Exercise
Write out each line beneath this one exactly as it reads.

Dataset extract
---------------

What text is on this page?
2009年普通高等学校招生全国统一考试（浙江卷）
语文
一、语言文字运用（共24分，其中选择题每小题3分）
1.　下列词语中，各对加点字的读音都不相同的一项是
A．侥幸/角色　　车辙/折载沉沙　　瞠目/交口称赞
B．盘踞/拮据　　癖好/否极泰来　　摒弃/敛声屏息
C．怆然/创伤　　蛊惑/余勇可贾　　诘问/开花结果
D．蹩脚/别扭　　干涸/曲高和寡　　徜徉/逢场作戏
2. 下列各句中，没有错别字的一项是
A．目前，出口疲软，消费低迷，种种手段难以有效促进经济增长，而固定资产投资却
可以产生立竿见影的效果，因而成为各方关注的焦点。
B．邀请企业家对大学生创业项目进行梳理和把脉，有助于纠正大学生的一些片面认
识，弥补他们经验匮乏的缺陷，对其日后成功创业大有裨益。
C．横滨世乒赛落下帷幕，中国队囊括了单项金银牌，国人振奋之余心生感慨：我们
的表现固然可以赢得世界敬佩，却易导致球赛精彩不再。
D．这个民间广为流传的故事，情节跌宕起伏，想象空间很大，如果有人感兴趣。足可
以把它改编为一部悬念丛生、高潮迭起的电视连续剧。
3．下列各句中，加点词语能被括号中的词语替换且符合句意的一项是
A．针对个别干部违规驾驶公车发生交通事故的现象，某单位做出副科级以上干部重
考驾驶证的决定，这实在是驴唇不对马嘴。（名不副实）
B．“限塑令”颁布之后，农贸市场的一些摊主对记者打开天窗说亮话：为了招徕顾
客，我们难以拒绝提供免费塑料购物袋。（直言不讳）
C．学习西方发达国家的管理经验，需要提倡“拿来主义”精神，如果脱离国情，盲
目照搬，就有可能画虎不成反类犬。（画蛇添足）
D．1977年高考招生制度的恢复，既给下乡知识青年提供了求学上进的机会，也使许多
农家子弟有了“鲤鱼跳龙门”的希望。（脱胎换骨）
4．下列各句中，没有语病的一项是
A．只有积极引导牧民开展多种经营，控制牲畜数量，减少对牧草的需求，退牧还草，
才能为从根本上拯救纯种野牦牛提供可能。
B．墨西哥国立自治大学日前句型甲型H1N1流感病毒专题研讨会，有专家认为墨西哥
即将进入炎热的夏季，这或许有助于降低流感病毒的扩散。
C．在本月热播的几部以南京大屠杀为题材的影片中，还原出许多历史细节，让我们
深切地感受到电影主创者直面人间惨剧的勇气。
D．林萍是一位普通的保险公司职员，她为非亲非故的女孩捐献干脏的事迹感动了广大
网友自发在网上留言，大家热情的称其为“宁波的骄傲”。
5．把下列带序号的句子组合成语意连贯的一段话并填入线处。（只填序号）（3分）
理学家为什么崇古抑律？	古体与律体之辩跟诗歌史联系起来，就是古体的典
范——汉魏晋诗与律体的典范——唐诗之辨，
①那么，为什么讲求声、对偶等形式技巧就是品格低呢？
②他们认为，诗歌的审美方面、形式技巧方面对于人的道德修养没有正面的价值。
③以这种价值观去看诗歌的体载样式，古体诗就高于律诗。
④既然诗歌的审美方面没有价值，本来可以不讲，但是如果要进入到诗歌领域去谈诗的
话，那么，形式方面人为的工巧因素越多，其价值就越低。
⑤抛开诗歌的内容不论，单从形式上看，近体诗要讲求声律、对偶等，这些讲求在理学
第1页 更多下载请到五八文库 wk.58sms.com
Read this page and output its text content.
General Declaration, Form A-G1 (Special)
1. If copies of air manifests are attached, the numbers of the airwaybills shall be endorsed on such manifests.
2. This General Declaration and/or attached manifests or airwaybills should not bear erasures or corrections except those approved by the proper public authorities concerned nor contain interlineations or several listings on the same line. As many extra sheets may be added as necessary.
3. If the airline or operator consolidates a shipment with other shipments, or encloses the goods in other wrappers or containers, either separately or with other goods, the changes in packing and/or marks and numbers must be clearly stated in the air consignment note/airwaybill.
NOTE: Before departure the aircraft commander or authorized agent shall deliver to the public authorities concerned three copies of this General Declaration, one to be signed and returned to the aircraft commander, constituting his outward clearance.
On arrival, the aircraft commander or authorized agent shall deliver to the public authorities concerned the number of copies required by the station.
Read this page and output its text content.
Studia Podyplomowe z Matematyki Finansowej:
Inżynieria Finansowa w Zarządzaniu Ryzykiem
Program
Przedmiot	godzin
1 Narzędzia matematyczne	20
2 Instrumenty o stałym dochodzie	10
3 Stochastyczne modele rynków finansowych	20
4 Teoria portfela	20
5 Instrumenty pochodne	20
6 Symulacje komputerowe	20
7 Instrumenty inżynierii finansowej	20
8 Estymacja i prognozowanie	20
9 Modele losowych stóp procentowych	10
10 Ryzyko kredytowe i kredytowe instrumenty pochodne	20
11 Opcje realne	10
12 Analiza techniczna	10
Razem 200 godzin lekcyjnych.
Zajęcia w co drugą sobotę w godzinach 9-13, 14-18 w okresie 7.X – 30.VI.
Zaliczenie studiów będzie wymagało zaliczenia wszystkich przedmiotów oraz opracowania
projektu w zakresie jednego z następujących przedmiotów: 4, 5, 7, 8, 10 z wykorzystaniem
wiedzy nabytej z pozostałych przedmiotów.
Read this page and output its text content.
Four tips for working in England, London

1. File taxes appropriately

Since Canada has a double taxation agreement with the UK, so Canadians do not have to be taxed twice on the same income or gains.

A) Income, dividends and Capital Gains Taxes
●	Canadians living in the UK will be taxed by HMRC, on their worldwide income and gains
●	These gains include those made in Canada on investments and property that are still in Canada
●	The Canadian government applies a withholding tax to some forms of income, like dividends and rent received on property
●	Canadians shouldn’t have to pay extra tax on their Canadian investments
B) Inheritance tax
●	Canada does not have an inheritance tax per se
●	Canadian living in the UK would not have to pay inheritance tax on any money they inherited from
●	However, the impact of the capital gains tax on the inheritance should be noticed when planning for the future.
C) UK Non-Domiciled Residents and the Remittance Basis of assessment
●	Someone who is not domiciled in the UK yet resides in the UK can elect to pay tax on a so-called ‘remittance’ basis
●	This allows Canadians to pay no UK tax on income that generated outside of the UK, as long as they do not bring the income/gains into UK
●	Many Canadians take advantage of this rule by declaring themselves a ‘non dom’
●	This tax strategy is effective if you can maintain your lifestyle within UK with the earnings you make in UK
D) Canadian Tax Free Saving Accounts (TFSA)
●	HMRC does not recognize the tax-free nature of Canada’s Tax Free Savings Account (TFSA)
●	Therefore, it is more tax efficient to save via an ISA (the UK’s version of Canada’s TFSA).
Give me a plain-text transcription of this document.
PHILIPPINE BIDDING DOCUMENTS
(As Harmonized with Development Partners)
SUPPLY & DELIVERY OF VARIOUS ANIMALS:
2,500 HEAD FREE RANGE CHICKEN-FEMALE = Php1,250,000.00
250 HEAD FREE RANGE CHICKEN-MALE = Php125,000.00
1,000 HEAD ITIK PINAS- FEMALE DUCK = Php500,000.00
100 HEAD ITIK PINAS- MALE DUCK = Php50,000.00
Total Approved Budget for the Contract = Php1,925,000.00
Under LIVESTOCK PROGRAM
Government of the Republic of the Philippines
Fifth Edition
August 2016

---------------

Solution below
What text is on this page?
2009年普通高等学校招生全国统一考试（浙江卷）
语文
一、语言文字运用（共24分，其中选择题每小题3分）
1.　下列词语中，各对加点字的读音都不相同的一项是
A．侥幸/角色　　车辙/折载沉沙　　瞠目/交口称赞
B．盘踞/拮据　　癖好/否极泰来　　摒弃/敛声屏息
C．怆然/创伤　　蛊惑/余勇可贾　　诘问/开花结果
D．蹩脚/别扭　　干涸/曲高和寡　　徜徉/逢场作戏
2. 下列各句中，没有错别字的一项是
A．目前，出口疲软，消费低迷，种种手段难以有效促进经济增长，而固定资产投资却
可以产生立竿见影的效果，因而成为各方关注的焦点。
B．邀请企业家对大学生创业项目进行梳理和把脉，有助于纠正大学生的一些片面认
识，弥补他们经验匮乏的缺陷，对其日后成功创业大有裨益。
C．横滨世乒赛落下帷幕，中国队囊括了单项金银牌，国人振奋之余心生感慨：我们
的表现固然可以赢得世界敬佩，却易导致球赛精彩不再。
D．这个民间广为流传的故事，情节跌宕起伏，想象空间很大，如果有人感兴趣。足可
以把它改编为一部悬念丛生、高潮迭起的电视连续剧。
3．下列各句中，加点词语能被括号中的词语替换且符合句意的一项是
A．针对个别干部违规驾驶公车发生交通事故的现象，某单位做出副科级以上干部重
考驾驶证的决定，这实在是驴唇不对马嘴。（名不副实）
B．“限塑令”颁布之后，农贸市场的一些摊主对记者打开天窗说亮话：为了招徕顾
客，我们难以拒绝提供免费塑料购物袋。（直言不讳）
C．学习西方发达国家的管理经验，需要提倡“拿来主义”精神，如果脱离国情，盲
目照搬，就有可能画虎不成反类犬。（画蛇添足）
D．1977年高考招生制度的恢复，既给下乡知识青年提供了求学上进的机会，也使许多
农家子弟有了“鲤鱼跳龙门”的希望。（脱胎换骨）
4．下列各句中，没有语病的一项是
A．只有积极引导牧民开展多种经营，控制牲畜数量，减少对牧草的需求，退牧还草，
才能为从根本上拯救纯种野牦牛提供可能。
B．墨西哥国立自治大学日前句型甲型H1N1流感病毒专题研讨会，有专家认为墨西哥
即将进入炎热的夏季，这或许有助于降低流感病毒的扩散。
C．在本月热播的几部以南京大屠杀为题材的影片中，还原出许多历史细节，让我们
深切地感受到电影主创者直面人间惨剧的勇气。
D．林萍是一位普通的保险公司职员，她为非亲非故的女孩捐献干脏的事迹感动了广大
网友自发在网上留言，大家热情的称其为“宁波的骄傲”。
5．把下列带序号的句子组合成语意连贯的一段话并填入线处。（只填序号）（3分）
理学家为什么崇古抑律？	古体与律体之辩跟诗歌史联系起来，就是古体的典
范——汉魏晋诗与律体的典范——唐诗之辨，
①那么，为什么讲求声、对偶等形式技巧就是品格低呢？
②他们认为，诗歌的审美方面、形式技巧方面对于人的道德修养没有正面的价值。
③以这种价值观去看诗歌的体载样式，古体诗就高于律诗。
④既然诗歌的审美方面没有价值，本来可以不讲，但是如果要进入到诗歌领域去谈诗的
话，那么，形式方面人为的工巧因素越多，其价值就越低。
⑤抛开诗歌的内容不论，单从形式上看，近体诗要讲求声律、对偶等，这些讲求在理学
第1页 更多下载请到五八文库 wk.58sms.com
Read this page and output its text content.
General Declaration, Form A-G1 (Special)
1. If copies of air manifests are attached, the numbers of the airwaybills shall be endorsed on such manifests.
2. This General Declaration and/or attached manifests or airwaybills should not bear erasures or corrections except those approved by the proper public authorities concerned nor contain interlineations or several listings on the same line. As many extra sheets may be added as necessary.
3. If the airline or operator consolidates a shipment with other shipments, or encloses the goods in other wrappers or containers, either separately or with other goods, the changes in packing and/or marks and numbers must be clearly stated in the air consignment note/airwaybill.
NOTE: Before departure the aircraft commander or authorized agent shall deliver to the public authorities concerned three copies of this General Declaration, one to be signed and returned to the aircraft commander, constituting his outward clearance.
On arrival, the aircraft commander or authorized agent shall deliver to the public authorities concerned the number of copies required by the station.
Read this page and output its text content.
Studia Podyplomowe z Matematyki Finansowej:
Inżynieria Finansowa w Zarządzaniu Ryzykiem
Program
Przedmiot	godzin
1 Narzędzia matematyczne	20
2 Instrumenty o stałym dochodzie	10
3 Stochastyczne modele rynków finansowych	20
4 Teoria portfela	20
5 Instrumenty pochodne	20
6 Symulacje komputerowe	20
7 Instrumenty inżynierii finansowej	20
8 Estymacja i prognozowanie	20
9 Modele losowych stóp procentowych	10
10 Ryzyko kredytowe i kredytowe instrumenty pochodne	20
11 Opcje realne	10
12 Analiza techniczna	10
Razem 200 godzin lekcyjnych.
Zajęcia w co drugą sobotę w godzinach 9-13, 14-18 w okresie 7.X – 30.VI.
Zaliczenie studiów będzie wymagało zaliczenia wszystkich przedmiotów oraz opracowania
projektu w zakresie jednego z następujących przedmiotów: 4, 5, 7, 8, 10 z wykorzystaniem
wiedzy nabytej z pozostałych przedmiotów.
Read this page and output its text content.
Four tips for working in England, London

1. File taxes appropriately

Since Canada has a double taxation agreement with the UK, so Canadians do not have to be taxed twice on the same income or gains.

A) Income, dividends and Capital Gains Taxes
●	Canadians living in the UK will be taxed by HMRC, on their worldwide income and gains
●	These gains include those made in Canada on investments and property that are still in Canada
●	The Canadian government applies a withholding tax to some forms of income, like dividends and rent received on property
●	Canadians shouldn’t have to pay extra tax on their Canadian investments
B) Inheritance tax
●	Canada does not have an inheritance tax per se
●	Canadian living in the UK would not have to pay inheritance tax on any money they inherited from
●	However, the impact of the capital gains tax on the inheritance should be noticed when planning for the future.
C) UK Non-Domiciled Residents and the Remittance Basis of assessment
●	Someone who is not domiciled in the UK yet resides in the UK can elect to pay tax on a so-called ‘remittance’ basis
●	This allows Canadians to pay no UK tax on income that generated outside of the UK, as long as they do not bring the income/gains into UK
●	Many Canadians take advantage of this rule by declaring themselves a ‘non dom’
●	This tax strategy is effective if you can maintain your lifestyle within UK with the earnings you make in UK
D) Canadian Tax Free Saving Accounts (TFSA)
●	HMRC does not recognize the tax-free nature of Canada’s Tax Free Savings Account (TFSA)
●	Therefore, it is more tax efficient to save via an ISA (the UK’s version of Canada’s TFSA).
Give me a plain-text transcription of this document.
PHILIPPINE BIDDING DOCUMENTS
(As Harmonized with Development Partners)
SUPPLY & DELIVERY OF VARIOUS ANIMALS:
2,500 HEAD FREE RANGE CHICKEN-FEMALE = Php1,250,000.00
250 HEAD FREE RANGE CHICKEN-MALE = Php125,000.00
1,000 HEAD ITIK PINAS- FEMALE DUCK = Php500,000.00
100 HEAD ITIK PINAS- MALE DUCK = Php50,000.00
Total Approved Budget for the Contract = Php1,925,000.00
Under LIVESTOCK PROGRAM
Government of the Republic of the Philippines
Fifth Edition
August 2016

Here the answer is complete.